What you need to do: Word for word, repeat the entries, minus the pictures.

Data for the task:

........

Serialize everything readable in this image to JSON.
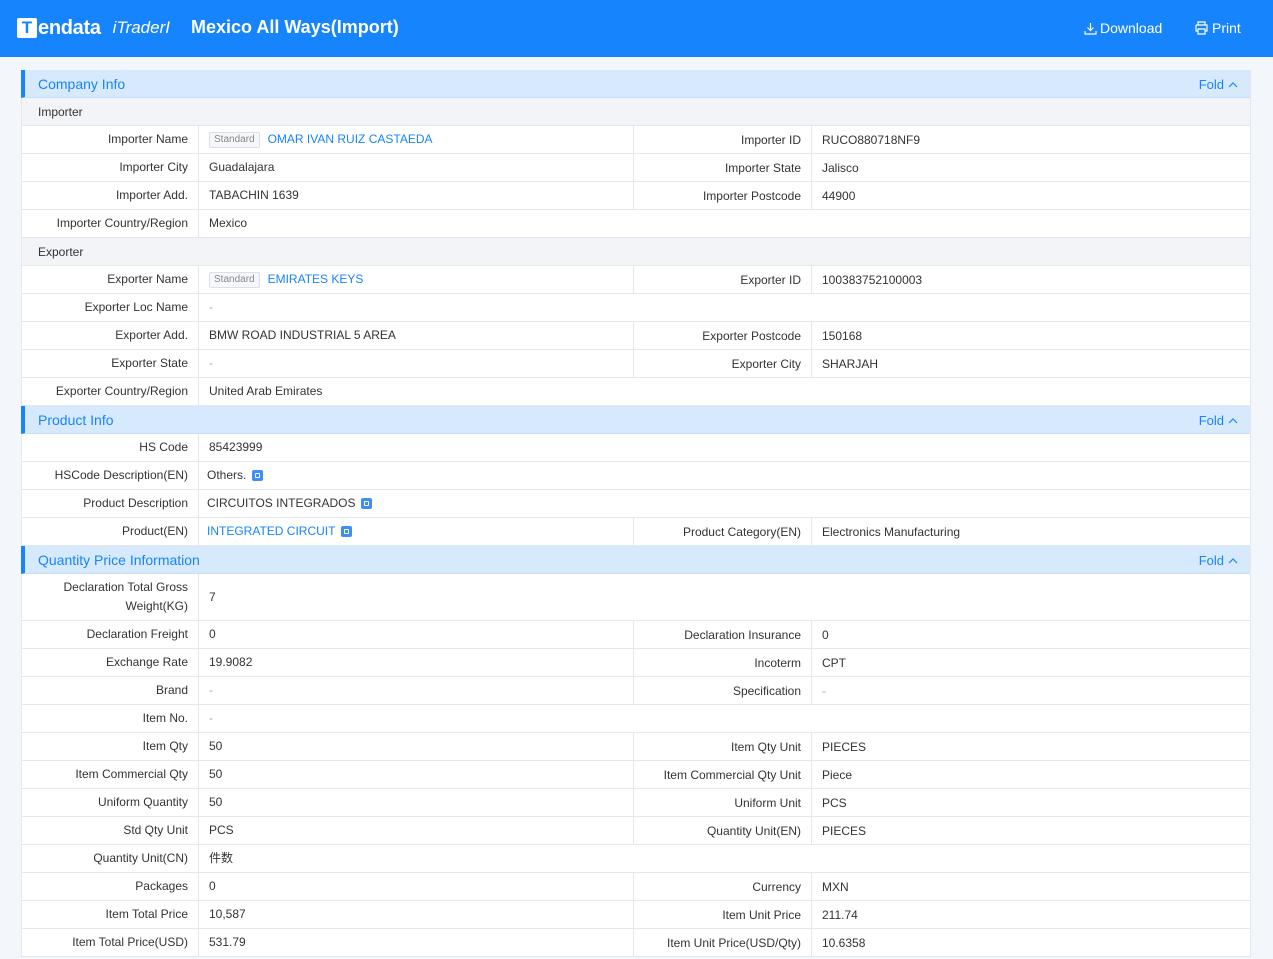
{
  "header": {
    "logo_mark": "T",
    "logo_text": "endata",
    "logo_sub": "iTraderI",
    "title": "Mexico All Ways(Import)",
    "download_label": "Download",
    "print_label": "Print"
  },
  "fold_label": "Fold",
  "company": {
    "title": "Company Info",
    "importer_heading": "Importer",
    "exporter_heading": "Exporter",
    "tag_label": "Standard",
    "importer_name_label": "Importer Name",
    "importer_name": "OMAR IVAN RUIZ CASTAEDA",
    "importer_id_label": "Importer ID",
    "importer_id": "RUCO880718NF9",
    "importer_city_label": "Importer City",
    "importer_city": "Guadalajara",
    "importer_state_label": "Importer State",
    "importer_state": "Jalisco",
    "importer_add_label": "Importer Add.",
    "importer_add": "TABACHIN 1639",
    "importer_postcode_label": "Importer Postcode",
    "importer_postcode": "44900",
    "importer_country_label": "Importer Country/Region",
    "importer_country": "Mexico",
    "exporter_name_label": "Exporter Name",
    "exporter_name": "EMIRATES KEYS",
    "exporter_id_label": "Exporter ID",
    "exporter_id": "100383752100003",
    "exporter_loc_label": "Exporter Loc Name",
    "exporter_loc": "-",
    "exporter_add_label": "Exporter Add.",
    "exporter_add": "BMW ROAD INDUSTRIAL 5 AREA",
    "exporter_postcode_label": "Exporter Postcode",
    "exporter_postcode": "150168",
    "exporter_state_label": "Exporter State",
    "exporter_state": "-",
    "exporter_city_label": "Exporter City",
    "exporter_city": "SHARJAH",
    "exporter_country_label": "Exporter Country/Region",
    "exporter_country": "United Arab Emirates"
  },
  "product": {
    "title": "Product Info",
    "hs_code_label": "HS Code",
    "hs_code": "85423999",
    "hs_desc_label": "HSCode Description(EN)",
    "hs_desc": "Others.",
    "prod_desc_label": "Product Description",
    "prod_desc": "CIRCUITOS INTEGRADOS",
    "product_en_label": "Product(EN)",
    "product_en": "INTEGRATED CIRCUIT",
    "category_label": "Product Category(EN)",
    "category": "Electronics Manufacturing"
  },
  "quantity": {
    "title": "Quantity Price Information",
    "gross_weight_label": "Declaration Total Gross Weight(KG)",
    "gross_weight": "7",
    "freight_label": "Declaration Freight",
    "freight": "0",
    "insurance_label": "Declaration Insurance",
    "insurance": "0",
    "exchange_rate_label": "Exchange Rate",
    "exchange_rate": "19.9082",
    "incoterm_label": "Incoterm",
    "incoterm": "CPT",
    "brand_label": "Brand",
    "brand": "-",
    "spec_label": "Specification",
    "spec": "-",
    "item_no_label": "Item No.",
    "item_no": "-",
    "item_qty_label": "Item Qty",
    "item_qty": "50",
    "item_qty_unit_label": "Item Qty Unit",
    "item_qty_unit": "PIECES",
    "commercial_qty_label": "Item Commercial Qty",
    "commercial_qty": "50",
    "commercial_qty_unit_label": "Item Commercial Qty Unit",
    "commercial_qty_unit": "Piece",
    "uniform_qty_label": "Uniform Quantity",
    "uniform_qty": "50",
    "uniform_unit_label": "Uniform Unit",
    "uniform_unit": "PCS",
    "std_qty_unit_label": "Std Qty Unit",
    "std_qty_unit": "PCS",
    "qty_unit_en_label": "Quantity Unit(EN)",
    "qty_unit_en": "PIECES",
    "qty_unit_cn_label": "Quantity Unit(CN)",
    "qty_unit_cn": "件数",
    "packages_label": "Packages",
    "packages": "0",
    "currency_label": "Currency",
    "currency": "MXN",
    "total_price_label": "Item Total Price",
    "total_price": "10,587",
    "unit_price_label": "Item Unit Price",
    "unit_price": "211.74",
    "total_price_usd_label": "Item Total Price(USD)",
    "total_price_usd": "531.79",
    "unit_price_usd_label": "Item Unit Price(USD/Qty)",
    "unit_price_usd": "10.6358"
  }
}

........

Expected answer:
Serialize everything readable in this image to JSON.
{
  "header": {
    "logo_mark": "T",
    "logo_text": "endata",
    "logo_sub": "iTraderI",
    "title": "Mexico All Ways(Import)",
    "download_label": "Download",
    "print_label": "Print"
  },
  "fold_label": "Fold",
  "company": {
    "title": "Company Info",
    "importer_heading": "Importer",
    "exporter_heading": "Exporter",
    "tag_label": "Standard",
    "importer_name_label": "Importer Name",
    "importer_name": "OMAR IVAN RUIZ CASTAEDA",
    "importer_id_label": "Importer ID",
    "importer_id": "RUCO880718NF9",
    "importer_city_label": "Importer City",
    "importer_city": "Guadalajara",
    "importer_state_label": "Importer State",
    "importer_state": "Jalisco",
    "importer_add_label": "Importer Add.",
    "importer_add": "TABACHIN 1639",
    "importer_postcode_label": "Importer Postcode",
    "importer_postcode": "44900",
    "importer_country_label": "Importer Country/Region",
    "importer_country": "Mexico",
    "exporter_name_label": "Exporter Name",
    "exporter_name": "EMIRATES KEYS",
    "exporter_id_label": "Exporter ID",
    "exporter_id": "100383752100003",
    "exporter_loc_label": "Exporter Loc Name",
    "exporter_loc": "-",
    "exporter_add_label": "Exporter Add.",
    "exporter_add": "BMW ROAD INDUSTRIAL 5 AREA",
    "exporter_postcode_label": "Exporter Postcode",
    "exporter_postcode": "150168",
    "exporter_state_label": "Exporter State",
    "exporter_state": "-",
    "exporter_city_label": "Exporter City",
    "exporter_city": "SHARJAH",
    "exporter_country_label": "Exporter Country/Region",
    "exporter_country": "United Arab Emirates"
  },
  "product": {
    "title": "Product Info",
    "hs_code_label": "HS Code",
    "hs_code": "85423999",
    "hs_desc_label": "HSCode Description(EN)",
    "hs_desc": "Others.",
    "prod_desc_label": "Product Description",
    "prod_desc": "CIRCUITOS INTEGRADOS",
    "product_en_label": "Product(EN)",
    "product_en": "INTEGRATED CIRCUIT",
    "category_label": "Product Category(EN)",
    "category": "Electronics Manufacturing"
  },
  "quantity": {
    "title": "Quantity Price Information",
    "gross_weight_label": "Declaration Total Gross Weight(KG)",
    "gross_weight": "7",
    "freight_label": "Declaration Freight",
    "freight": "0",
    "insurance_label": "Declaration Insurance",
    "insurance": "0",
    "exchange_rate_label": "Exchange Rate",
    "exchange_rate": "19.9082",
    "incoterm_label": "Incoterm",
    "incoterm": "CPT",
    "brand_label": "Brand",
    "brand": "-",
    "spec_label": "Specification",
    "spec": "-",
    "item_no_label": "Item No.",
    "item_no": "-",
    "item_qty_label": "Item Qty",
    "item_qty": "50",
    "item_qty_unit_label": "Item Qty Unit",
    "item_qty_unit": "PIECES",
    "commercial_qty_label": "Item Commercial Qty",
    "commercial_qty": "50",
    "commercial_qty_unit_label": "Item Commercial Qty Unit",
    "commercial_qty_unit": "Piece",
    "uniform_qty_label": "Uniform Quantity",
    "uniform_qty": "50",
    "uniform_unit_label": "Uniform Unit",
    "uniform_unit": "PCS",
    "std_qty_unit_label": "Std Qty Unit",
    "std_qty_unit": "PCS",
    "qty_unit_en_label": "Quantity Unit(EN)",
    "qty_unit_en": "PIECES",
    "qty_unit_cn_label": "Quantity Unit(CN)",
    "qty_unit_cn": "件数",
    "packages_label": "Packages",
    "packages": "0",
    "currency_label": "Currency",
    "currency": "MXN",
    "total_price_label": "Item Total Price",
    "total_price": "10,587",
    "unit_price_label": "Item Unit Price",
    "unit_price": "211.74",
    "total_price_usd_label": "Item Total Price(USD)",
    "total_price_usd": "531.79",
    "unit_price_usd_label": "Item Unit Price(USD/Qty)",
    "unit_price_usd": "10.6358"
  }
}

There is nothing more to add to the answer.